- _PARTS OF THE EXERCISE_
[A] According to the rankdifferencetest package documentation, how many rows and variables does the kornbrot_table1 data frame contain?
[B] Write the next part of the rankdifferencetest package documentation, starting after its last sentence.

- _ARTICLE_
[START]
Package 'rankdifferencetest'

Title: Kornbrot's Rank Difference Test
Description: Implements Kornbrot's rank difference test as described in <doi:10.1111/j.2044-8317.1990.tb00939.x>. This method is a modified Wilcoxon signed-rank test which produces consistent and meaningful results for ordinal or monotonically-transformed data.
Authors: Brett Klamer [aut, cre]
Maintainer: Brett Klamer <[email protected]>
License: MIT + file LICENSE
Version: 2021.11.25.9000
Built: 2025-01-24 03:39:04 UTC
Source: https://bitbucket.org/bklamer/rankdifferencetest

Help Index


Coerce to a data frame

Description

Coerce's a rankdifferencetest object to a data frame.

Usage

## S3 method for class 'rankdifferencetest'
as.data.frame(x, ...)

## S3 method for class 'rankdifferencetest'
tidy(x, ...)

Arguments

x

A rankdifferencetest object.

...

Unused arguments.

Value

data.frame

Examples

#----------------------------------------------------------------------------
# as.data.frame() and tidy() examples
#----------------------------------------------------------------------------
library(rankdifferencetest)

# Use example data from Kornbrot (1990)
data <- kornbrot_table1

rdt(
  data = data,
  formula = placebo ~ drug,
  alternative = "two.sided",
  distribution = "asymptotic",
  zero.method = "wilcoxon",
  correct = FALSE,
  ci = TRUE
) |> as.data.frame()

rdt(
  data = data,
  formula = placebo ~ drug,
  alternative = "two.sided",
  distribution = "asymptotic",
  zero.method = "wilcoxon",
  correct = FALSE,
  ci = TRUE
) |> tidy()

Alertness example data

Description

An example dataset as seen in table 1 from Kornbrot (1990). The time per problem was recorded for each subject under placebo and drug conditions for the purpose of measuring 'alertness'.

Usage

kornbrot_table1

Format

A data frame with 13 rows and 3 variables:

subject

Subject identifier

placebo

The time required to complete a task under the placebo condition

drug

The time required to complete a task under the drug condition

Details

The table 1 values appear to be rounded, thus results do not match exactly with further calculations in Kornbrot (1990).

Source

Kornbrot DE (1990). “The rank difference test: A new and meaningful alternative to the Wilcoxon signed ranks test for ordinal data.” British Journal of Mathematical and Statistical Psychology, 43(2), 241–264. ISSN 00071102, doi:10.1111/j.2044-8317.1990.tb00939.x.


Rank difference test

Description

Performs Kornbrot's rank difference test, which is a modified Wilcoxon signed-rank test that produces consistent and meaningful results for ordinal or monotonically transformed data.

Usage

rdt(
  data,
  formula,
  ci = FALSE,
  ci.level = 0.95,
  alternative = "two.sided",
  mu = 0,
  distribution = NULL,
  correct = TRUE,
  zero.method = "wilcoxon",
  tol.root = 1e-04
)

Arguments

data

A data frame.

formula

A formula of form:

y ~ x | block

Use when data is in tall format. y is the numeric outcome, x is the binary explanatory variable, and block is the subject/item-level variable. If x is a factor, the first level will be the reference value. e.g., levels(data$x) <- c("pre", "post") will result in the difference post - pre.
[END]
- _DATA EXCERPT_
[START]
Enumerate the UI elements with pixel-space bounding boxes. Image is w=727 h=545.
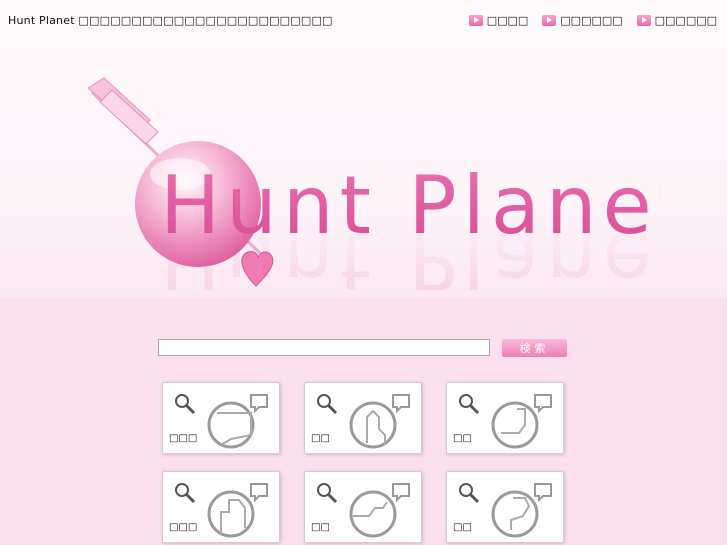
[END]
- _ANSWER LIST_
[A] 13 rows and 3 variables.

[B]
y ~ x

Use when data is in wide format. Differences are calculated as data$y - data$x.

ci

A scalar logical. Whether or not to calculate the pseudomedian and its confidence interval.

ci.level

A scalar numeric from (0, 1). The confidence level.

alternative

A string for the alternative hypothesis: "two.sided" (default), "greater", or "less".

mu

A scalar numeric from (-Inf, Inf). Under the null hypothesis, x or x - y is assumed to be symmetric around mu.

distribution

A string for the method used to calculate the p-value. If "exact", the exact Wilcoxon signed-rank distribution is used. If "asymptotic", the asymptotic normal approximation is used. The default (NULL) will automatically choose an appropriate method (distribution = "exact" when n < 50 or distribution = "asymptotic" otherwise).

correct

A scalar logical. Whether or not to apply a continuity correction for the normal approximation of the p-value.

zero.method

A string for the method used to handle values equal to zero: "wilcoxon" (default) or "pratt".

tol.root

A numeric scalar from (0, Inf). For stats::uniroot⁠(*, tol=tol.root)⁠ calls when ci = TRUE and distribution = "asymptotic".

Details

For paired data, the Wilcoxon signed-rank test results in subtraction of the paired values. However, this subtraction is not meaningful for ordinal scale variables. In addition, any monotone transformation of the data will result in different signed ranks, thus different p-values. However, ranking the original data allows for meaningful addition and subtraction of ranks and preserves ranks over monotonic transformation. Kornbrot developed the rank difference test for these reasons.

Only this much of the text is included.